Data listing
*****

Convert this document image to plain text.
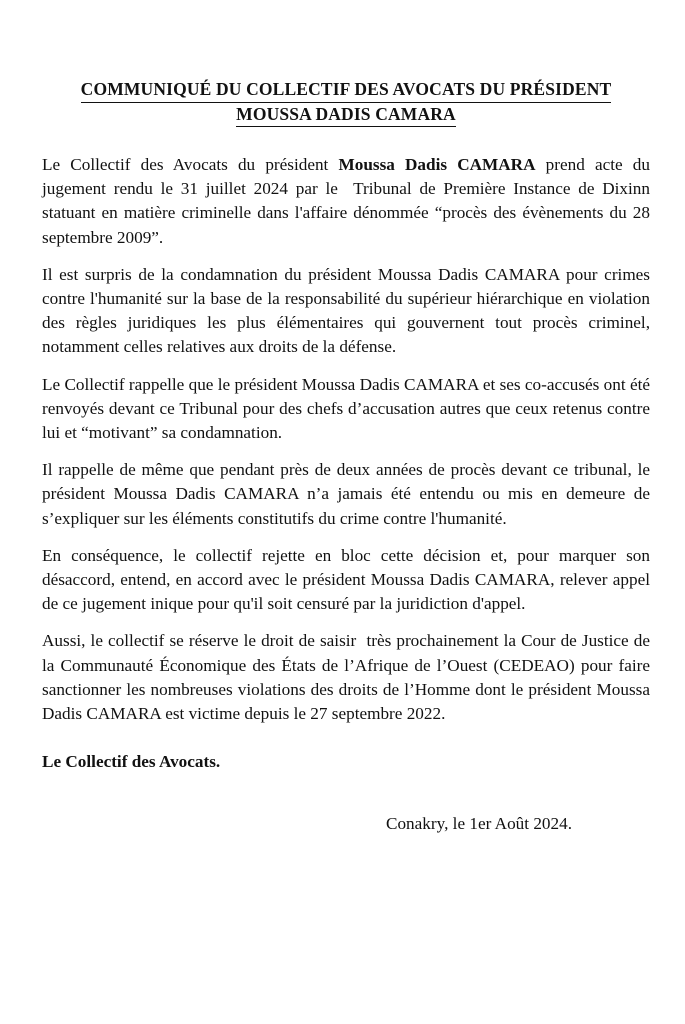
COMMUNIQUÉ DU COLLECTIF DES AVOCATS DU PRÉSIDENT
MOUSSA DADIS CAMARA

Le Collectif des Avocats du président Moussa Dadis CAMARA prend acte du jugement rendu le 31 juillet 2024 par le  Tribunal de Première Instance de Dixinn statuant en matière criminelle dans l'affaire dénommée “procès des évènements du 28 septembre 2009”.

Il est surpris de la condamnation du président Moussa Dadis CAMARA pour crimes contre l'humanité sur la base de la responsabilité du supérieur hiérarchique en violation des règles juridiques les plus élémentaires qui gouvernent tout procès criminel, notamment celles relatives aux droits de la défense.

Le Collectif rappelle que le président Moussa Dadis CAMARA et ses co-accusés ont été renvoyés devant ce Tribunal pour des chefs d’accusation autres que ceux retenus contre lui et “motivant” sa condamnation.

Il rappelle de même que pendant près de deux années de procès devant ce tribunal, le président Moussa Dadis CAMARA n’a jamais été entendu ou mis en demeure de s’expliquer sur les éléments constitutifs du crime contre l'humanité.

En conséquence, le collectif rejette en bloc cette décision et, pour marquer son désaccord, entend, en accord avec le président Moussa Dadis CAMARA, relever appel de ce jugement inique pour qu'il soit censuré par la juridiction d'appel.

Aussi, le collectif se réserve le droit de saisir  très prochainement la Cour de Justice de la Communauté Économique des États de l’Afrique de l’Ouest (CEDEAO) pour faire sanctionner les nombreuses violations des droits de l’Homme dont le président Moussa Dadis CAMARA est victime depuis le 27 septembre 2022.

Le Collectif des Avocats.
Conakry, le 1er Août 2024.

*****

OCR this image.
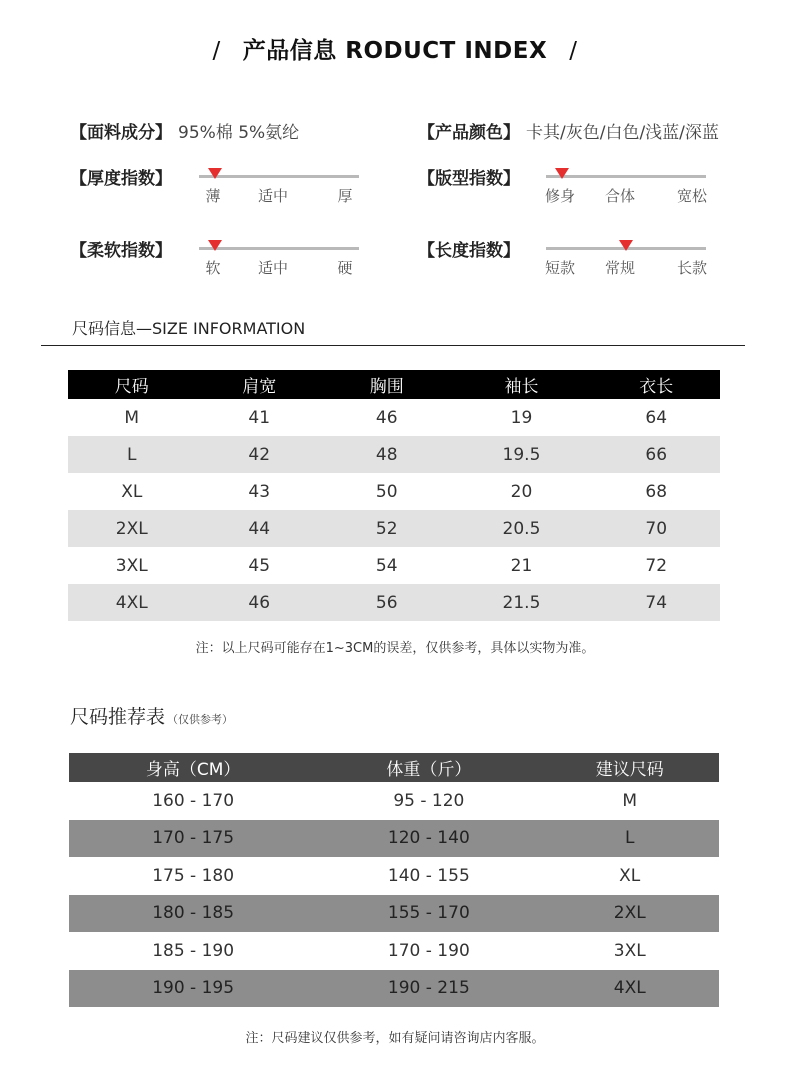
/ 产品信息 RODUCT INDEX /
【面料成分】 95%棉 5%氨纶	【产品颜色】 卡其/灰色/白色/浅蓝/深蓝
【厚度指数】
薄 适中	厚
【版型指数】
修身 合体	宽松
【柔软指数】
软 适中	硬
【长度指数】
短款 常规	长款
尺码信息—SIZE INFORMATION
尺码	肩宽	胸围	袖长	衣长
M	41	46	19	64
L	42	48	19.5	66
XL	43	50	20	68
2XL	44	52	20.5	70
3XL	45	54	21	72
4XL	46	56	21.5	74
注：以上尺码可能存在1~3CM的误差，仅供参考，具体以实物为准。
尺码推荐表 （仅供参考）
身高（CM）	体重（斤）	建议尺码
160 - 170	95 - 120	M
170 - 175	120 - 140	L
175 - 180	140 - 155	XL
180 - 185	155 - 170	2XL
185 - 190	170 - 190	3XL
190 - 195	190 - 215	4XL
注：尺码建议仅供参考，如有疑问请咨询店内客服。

*****

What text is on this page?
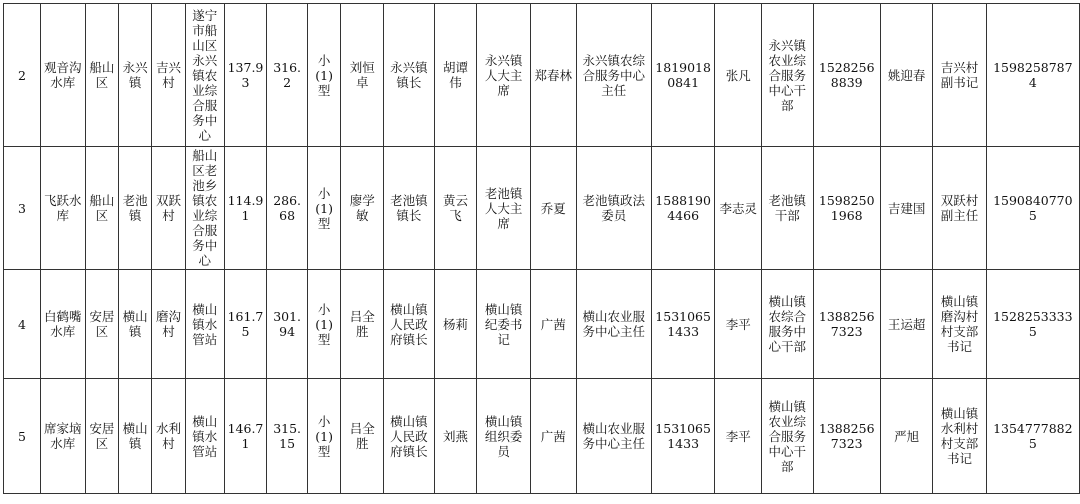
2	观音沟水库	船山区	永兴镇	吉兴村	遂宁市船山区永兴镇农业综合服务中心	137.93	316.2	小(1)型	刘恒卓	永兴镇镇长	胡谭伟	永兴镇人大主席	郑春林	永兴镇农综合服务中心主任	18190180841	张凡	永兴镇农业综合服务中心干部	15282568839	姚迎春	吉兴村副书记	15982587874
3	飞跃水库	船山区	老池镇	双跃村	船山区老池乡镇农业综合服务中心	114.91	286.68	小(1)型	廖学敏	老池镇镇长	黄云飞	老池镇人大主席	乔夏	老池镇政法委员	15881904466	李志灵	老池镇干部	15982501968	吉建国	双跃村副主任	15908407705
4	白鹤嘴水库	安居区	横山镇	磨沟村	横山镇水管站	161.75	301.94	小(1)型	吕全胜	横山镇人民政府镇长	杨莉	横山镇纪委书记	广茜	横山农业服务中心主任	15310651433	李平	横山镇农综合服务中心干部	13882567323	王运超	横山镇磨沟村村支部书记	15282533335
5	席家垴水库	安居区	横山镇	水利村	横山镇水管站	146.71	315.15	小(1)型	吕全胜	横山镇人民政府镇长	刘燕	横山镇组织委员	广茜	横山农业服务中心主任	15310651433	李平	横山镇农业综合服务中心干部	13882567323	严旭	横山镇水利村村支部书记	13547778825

*****

Instructions to follow: Pull every line holding "横山镇水管站" out of the records.

Full response:
4	白鹤嘴水库	安居区	横山镇	磨沟村	横山镇水管站	161.75	301.94	小(1)型	吕全胜	横山镇人民政府镇长	杨莉	横山镇纪委书记	广茜	横山农业服务中心主任	15310651433	李平	横山镇农综合服务中心干部	13882567323	王运超	横山镇磨沟村村支部书记	15282533335
5	席家垴水库	安居区	横山镇	水利村	横山镇水管站	146.71	315.15	小(1)型	吕全胜	横山镇人民政府镇长	刘燕	横山镇组织委员	广茜	横山农业服务中心主任	15310651433	李平	横山镇农业综合服务中心干部	13882567323	严旭	横山镇水利村村支部书记	13547778825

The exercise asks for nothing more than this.